(Data excerpts)
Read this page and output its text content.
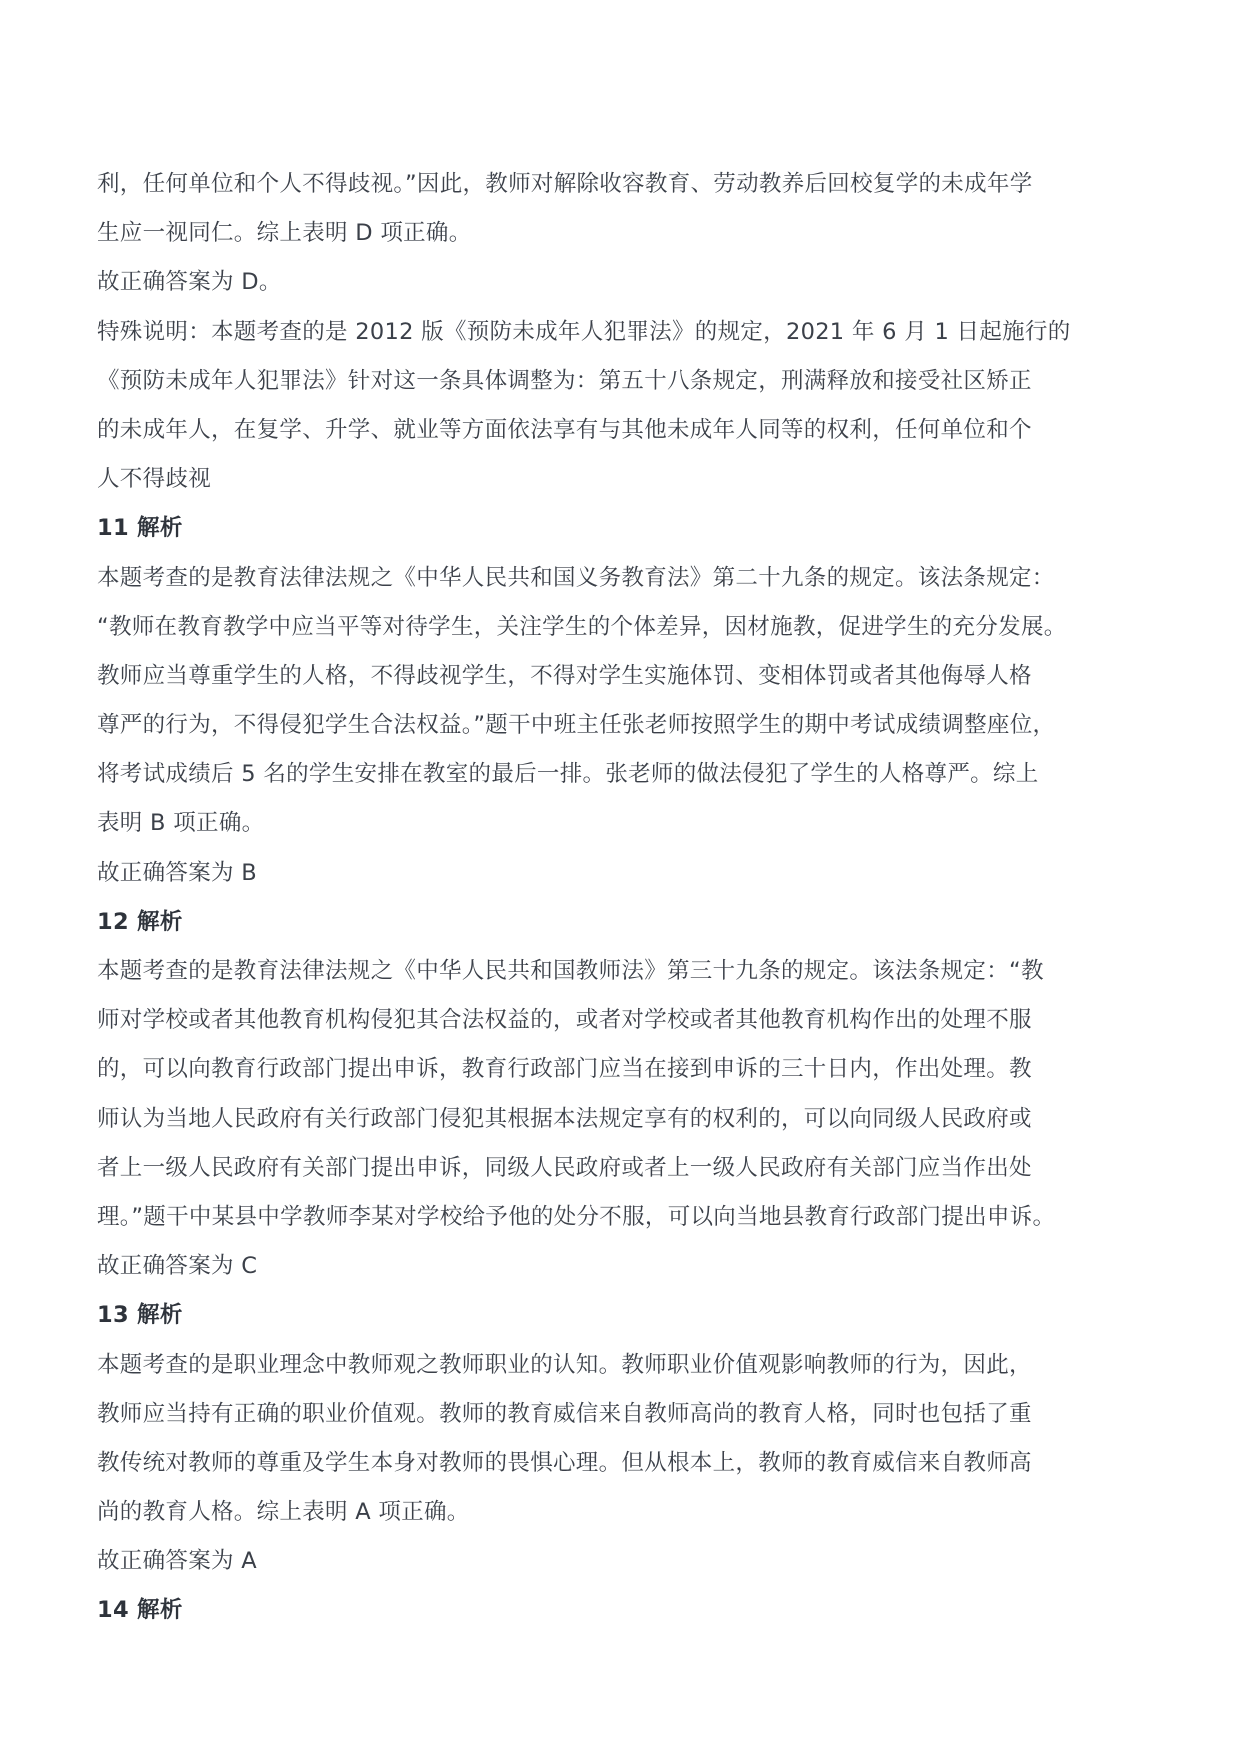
利，任何单位和个人不得歧视。”因此，教师对解除收容教育、劳动教养后回校复学的未成年学
生应一视同仁。综上表明 D 项正确。
故正确答案为 D。
特殊说明：本题考查的是 2012 版《预防未成年人犯罪法》的规定，2021 年 6 月 1 日起施行的
《预防未成年人犯罪法》针对这一条具体调整为：第五十八条规定，刑满释放和接受社区矫正
的未成年人，在复学、升学、就业等方面依法享有与其他未成年人同等的权利，任何单位和个
人不得歧视
11 解析
本题考查的是教育法律法规之《中华人民共和国义务教育法》第二十九条的规定。该法条规定：
“教师在教育教学中应当平等对待学生，关注学生的个体差异，因材施教，促进学生的充分发展。
教师应当尊重学生的人格，不得歧视学生，不得对学生实施体罚、变相体罚或者其他侮辱人格
尊严的行为，不得侵犯学生合法权益。”题干中班主任张老师按照学生的期中考试成绩调整座位，
将考试成绩后 5 名的学生安排在教室的最后一排。张老师的做法侵犯了学生的人格尊严。综上
表明 B 项正确。
故正确答案为 B
12 解析
本题考查的是教育法律法规之《中华人民共和国教师法》第三十九条的规定。该法条规定：“教
师对学校或者其他教育机构侵犯其合法权益的，或者对学校或者其他教育机构作出的处理不服
的，可以向教育行政部门提出申诉，教育行政部门应当在接到申诉的三十日内，作出处理。教
师认为当地人民政府有关行政部门侵犯其根据本法规定享有的权利的，可以向同级人民政府或
者上一级人民政府有关部门提出申诉，同级人民政府或者上一级人民政府有关部门应当作出处
理。”题干中某县中学教师李某对学校给予他的处分不服，可以向当地县教育行政部门提出申诉。
故正确答案为 C
13 解析
本题考查的是职业理念中教师观之教师职业的认知。教师职业价值观影响教师的行为，因此，
教师应当持有正确的职业价值观。教师的教育威信来自教师高尚的教育人格，同时也包括了重
教传统对教师的尊重及学生本身对教师的畏惧心理。但从根本上，教师的教育威信来自教师高
尚的教育人格。综上表明 A 项正确。
故正确答案为 A
14 解析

* _Exercise brief_:
Retype all of the entries exactly as written, leaving out any images.

* _The solution_:
Read this page and output its text content.
利，任何单位和个人不得歧视。”因此，教师对解除收容教育、劳动教养后回校复学的未成年学
生应一视同仁。综上表明 D 项正确。
故正确答案为 D。
特殊说明：本题考查的是 2012 版《预防未成年人犯罪法》的规定，2021 年 6 月 1 日起施行的
《预防未成年人犯罪法》针对这一条具体调整为：第五十八条规定，刑满释放和接受社区矫正
的未成年人，在复学、升学、就业等方面依法享有与其他未成年人同等的权利，任何单位和个
人不得歧视
11 解析
本题考查的是教育法律法规之《中华人民共和国义务教育法》第二十九条的规定。该法条规定：
“教师在教育教学中应当平等对待学生，关注学生的个体差异，因材施教，促进学生的充分发展。
教师应当尊重学生的人格，不得歧视学生，不得对学生实施体罚、变相体罚或者其他侮辱人格
尊严的行为，不得侵犯学生合法权益。”题干中班主任张老师按照学生的期中考试成绩调整座位，
将考试成绩后 5 名的学生安排在教室的最后一排。张老师的做法侵犯了学生的人格尊严。综上
表明 B 项正确。
故正确答案为 B
12 解析
本题考查的是教育法律法规之《中华人民共和国教师法》第三十九条的规定。该法条规定：“教
师对学校或者其他教育机构侵犯其合法权益的，或者对学校或者其他教育机构作出的处理不服
的，可以向教育行政部门提出申诉，教育行政部门应当在接到申诉的三十日内，作出处理。教
师认为当地人民政府有关行政部门侵犯其根据本法规定享有的权利的，可以向同级人民政府或
者上一级人民政府有关部门提出申诉，同级人民政府或者上一级人民政府有关部门应当作出处
理。”题干中某县中学教师李某对学校给予他的处分不服，可以向当地县教育行政部门提出申诉。
故正确答案为 C
13 解析
本题考查的是职业理念中教师观之教师职业的认知。教师职业价值观影响教师的行为，因此，
教师应当持有正确的职业价值观。教师的教育威信来自教师高尚的教育人格，同时也包括了重
教传统对教师的尊重及学生本身对教师的畏惧心理。但从根本上，教师的教育威信来自教师高
尚的教育人格。综上表明 A 项正确。
故正确答案为 A
14 解析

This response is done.